## Do this
Copy whichever lines contain the string "placeholder".

+ + + + +

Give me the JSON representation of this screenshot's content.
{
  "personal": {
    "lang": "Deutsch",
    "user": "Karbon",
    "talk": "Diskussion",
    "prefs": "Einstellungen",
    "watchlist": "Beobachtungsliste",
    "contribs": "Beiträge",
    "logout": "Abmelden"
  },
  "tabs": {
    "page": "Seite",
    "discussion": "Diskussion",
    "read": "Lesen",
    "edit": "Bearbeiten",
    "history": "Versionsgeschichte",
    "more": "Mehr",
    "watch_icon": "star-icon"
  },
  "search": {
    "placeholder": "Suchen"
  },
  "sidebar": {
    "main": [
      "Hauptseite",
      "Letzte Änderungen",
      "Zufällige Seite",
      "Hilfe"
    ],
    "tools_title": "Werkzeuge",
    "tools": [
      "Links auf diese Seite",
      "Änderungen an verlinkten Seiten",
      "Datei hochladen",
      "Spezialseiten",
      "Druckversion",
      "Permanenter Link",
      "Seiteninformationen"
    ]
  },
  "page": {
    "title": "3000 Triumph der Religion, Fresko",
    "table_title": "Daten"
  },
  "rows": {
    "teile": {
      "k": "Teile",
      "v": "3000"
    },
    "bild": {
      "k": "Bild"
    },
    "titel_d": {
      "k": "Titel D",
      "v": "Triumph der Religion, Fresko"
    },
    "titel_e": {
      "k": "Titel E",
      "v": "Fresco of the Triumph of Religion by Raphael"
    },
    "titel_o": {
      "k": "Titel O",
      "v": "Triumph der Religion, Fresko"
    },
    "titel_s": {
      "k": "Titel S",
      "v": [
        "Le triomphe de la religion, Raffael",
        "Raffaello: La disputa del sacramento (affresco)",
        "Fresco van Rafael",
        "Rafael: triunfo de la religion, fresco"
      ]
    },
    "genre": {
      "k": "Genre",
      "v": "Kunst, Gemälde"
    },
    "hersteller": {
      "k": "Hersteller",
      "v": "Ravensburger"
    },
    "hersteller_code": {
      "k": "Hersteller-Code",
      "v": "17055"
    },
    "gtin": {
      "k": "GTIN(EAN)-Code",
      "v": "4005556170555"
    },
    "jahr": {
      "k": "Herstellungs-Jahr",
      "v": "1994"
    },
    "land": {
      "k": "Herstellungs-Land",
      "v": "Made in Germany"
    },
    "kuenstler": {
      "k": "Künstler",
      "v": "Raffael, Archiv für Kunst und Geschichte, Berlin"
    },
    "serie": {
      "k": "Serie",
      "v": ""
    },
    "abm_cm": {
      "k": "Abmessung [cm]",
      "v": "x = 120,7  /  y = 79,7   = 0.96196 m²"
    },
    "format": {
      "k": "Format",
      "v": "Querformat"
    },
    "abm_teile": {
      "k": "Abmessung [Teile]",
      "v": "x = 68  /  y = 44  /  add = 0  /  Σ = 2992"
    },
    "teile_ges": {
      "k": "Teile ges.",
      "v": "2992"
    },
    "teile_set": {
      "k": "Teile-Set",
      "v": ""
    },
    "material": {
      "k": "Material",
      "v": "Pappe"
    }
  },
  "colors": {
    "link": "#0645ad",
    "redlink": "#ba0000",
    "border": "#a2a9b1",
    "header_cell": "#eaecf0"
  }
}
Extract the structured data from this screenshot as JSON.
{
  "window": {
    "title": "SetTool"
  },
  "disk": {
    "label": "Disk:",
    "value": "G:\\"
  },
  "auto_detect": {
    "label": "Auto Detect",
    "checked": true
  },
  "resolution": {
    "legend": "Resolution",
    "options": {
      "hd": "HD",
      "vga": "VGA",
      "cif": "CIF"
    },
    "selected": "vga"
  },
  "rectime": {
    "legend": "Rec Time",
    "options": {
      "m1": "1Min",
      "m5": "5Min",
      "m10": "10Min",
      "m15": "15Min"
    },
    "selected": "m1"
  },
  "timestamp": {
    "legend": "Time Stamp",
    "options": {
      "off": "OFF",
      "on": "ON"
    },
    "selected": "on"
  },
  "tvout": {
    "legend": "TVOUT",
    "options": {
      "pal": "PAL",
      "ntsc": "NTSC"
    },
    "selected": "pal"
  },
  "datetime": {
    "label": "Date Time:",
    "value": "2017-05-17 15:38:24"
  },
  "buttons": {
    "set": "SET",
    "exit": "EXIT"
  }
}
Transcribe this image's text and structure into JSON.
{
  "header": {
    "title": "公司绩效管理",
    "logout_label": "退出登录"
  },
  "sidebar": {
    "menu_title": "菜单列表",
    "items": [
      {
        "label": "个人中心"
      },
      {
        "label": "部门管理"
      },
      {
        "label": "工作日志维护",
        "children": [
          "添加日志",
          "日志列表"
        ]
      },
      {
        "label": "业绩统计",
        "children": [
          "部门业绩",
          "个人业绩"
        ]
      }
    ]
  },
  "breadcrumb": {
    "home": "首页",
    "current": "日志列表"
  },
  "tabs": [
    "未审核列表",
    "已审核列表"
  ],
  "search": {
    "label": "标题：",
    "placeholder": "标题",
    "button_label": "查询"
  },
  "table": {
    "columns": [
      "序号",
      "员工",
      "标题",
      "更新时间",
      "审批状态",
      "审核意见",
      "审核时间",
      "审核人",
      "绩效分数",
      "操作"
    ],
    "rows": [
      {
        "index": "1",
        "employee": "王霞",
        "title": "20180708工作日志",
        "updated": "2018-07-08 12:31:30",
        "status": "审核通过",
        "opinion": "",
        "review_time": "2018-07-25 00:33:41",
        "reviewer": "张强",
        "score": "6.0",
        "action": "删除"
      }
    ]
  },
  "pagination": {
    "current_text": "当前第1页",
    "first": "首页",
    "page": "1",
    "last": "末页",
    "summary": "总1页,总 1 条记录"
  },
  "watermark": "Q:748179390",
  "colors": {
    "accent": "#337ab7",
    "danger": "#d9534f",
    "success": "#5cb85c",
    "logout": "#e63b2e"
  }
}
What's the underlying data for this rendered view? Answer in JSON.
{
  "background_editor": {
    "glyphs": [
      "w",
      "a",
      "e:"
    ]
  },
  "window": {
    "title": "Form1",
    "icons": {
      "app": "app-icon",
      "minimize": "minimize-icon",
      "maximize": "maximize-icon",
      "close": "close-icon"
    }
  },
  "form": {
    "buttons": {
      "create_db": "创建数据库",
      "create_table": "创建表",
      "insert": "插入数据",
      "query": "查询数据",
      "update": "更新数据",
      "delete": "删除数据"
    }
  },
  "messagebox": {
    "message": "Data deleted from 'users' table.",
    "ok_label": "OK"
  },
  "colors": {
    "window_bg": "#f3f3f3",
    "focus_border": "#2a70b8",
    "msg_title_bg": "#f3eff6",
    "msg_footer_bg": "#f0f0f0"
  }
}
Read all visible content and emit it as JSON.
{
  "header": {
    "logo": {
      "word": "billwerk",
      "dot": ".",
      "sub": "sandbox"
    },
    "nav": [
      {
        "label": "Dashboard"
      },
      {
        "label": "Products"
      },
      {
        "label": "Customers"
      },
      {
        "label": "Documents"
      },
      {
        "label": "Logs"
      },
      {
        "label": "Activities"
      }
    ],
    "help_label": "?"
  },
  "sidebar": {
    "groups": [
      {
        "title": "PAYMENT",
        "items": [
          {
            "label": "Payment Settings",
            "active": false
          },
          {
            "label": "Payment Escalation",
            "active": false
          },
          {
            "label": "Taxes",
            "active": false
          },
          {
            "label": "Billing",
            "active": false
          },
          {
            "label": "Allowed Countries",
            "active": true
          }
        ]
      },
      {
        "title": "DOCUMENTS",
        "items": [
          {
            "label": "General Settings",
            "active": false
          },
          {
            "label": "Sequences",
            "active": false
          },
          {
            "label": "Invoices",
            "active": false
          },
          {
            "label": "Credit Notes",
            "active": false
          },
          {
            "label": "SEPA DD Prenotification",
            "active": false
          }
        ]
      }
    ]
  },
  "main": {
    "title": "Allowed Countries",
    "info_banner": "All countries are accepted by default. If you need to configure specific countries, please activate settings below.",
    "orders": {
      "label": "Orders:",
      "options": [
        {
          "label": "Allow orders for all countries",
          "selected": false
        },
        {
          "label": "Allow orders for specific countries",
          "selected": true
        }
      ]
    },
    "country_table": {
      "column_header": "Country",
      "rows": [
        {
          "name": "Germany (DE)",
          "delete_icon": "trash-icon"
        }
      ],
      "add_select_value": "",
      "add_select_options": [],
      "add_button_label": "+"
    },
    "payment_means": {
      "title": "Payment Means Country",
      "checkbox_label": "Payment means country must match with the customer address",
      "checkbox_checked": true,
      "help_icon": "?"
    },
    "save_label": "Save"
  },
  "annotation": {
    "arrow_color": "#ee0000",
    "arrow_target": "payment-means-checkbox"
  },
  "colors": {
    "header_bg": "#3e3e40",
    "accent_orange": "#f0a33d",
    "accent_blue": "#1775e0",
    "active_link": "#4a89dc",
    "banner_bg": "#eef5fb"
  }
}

+ + + + +

## Task response
    "placeholder": "Suchen"
    "placeholder": "标题",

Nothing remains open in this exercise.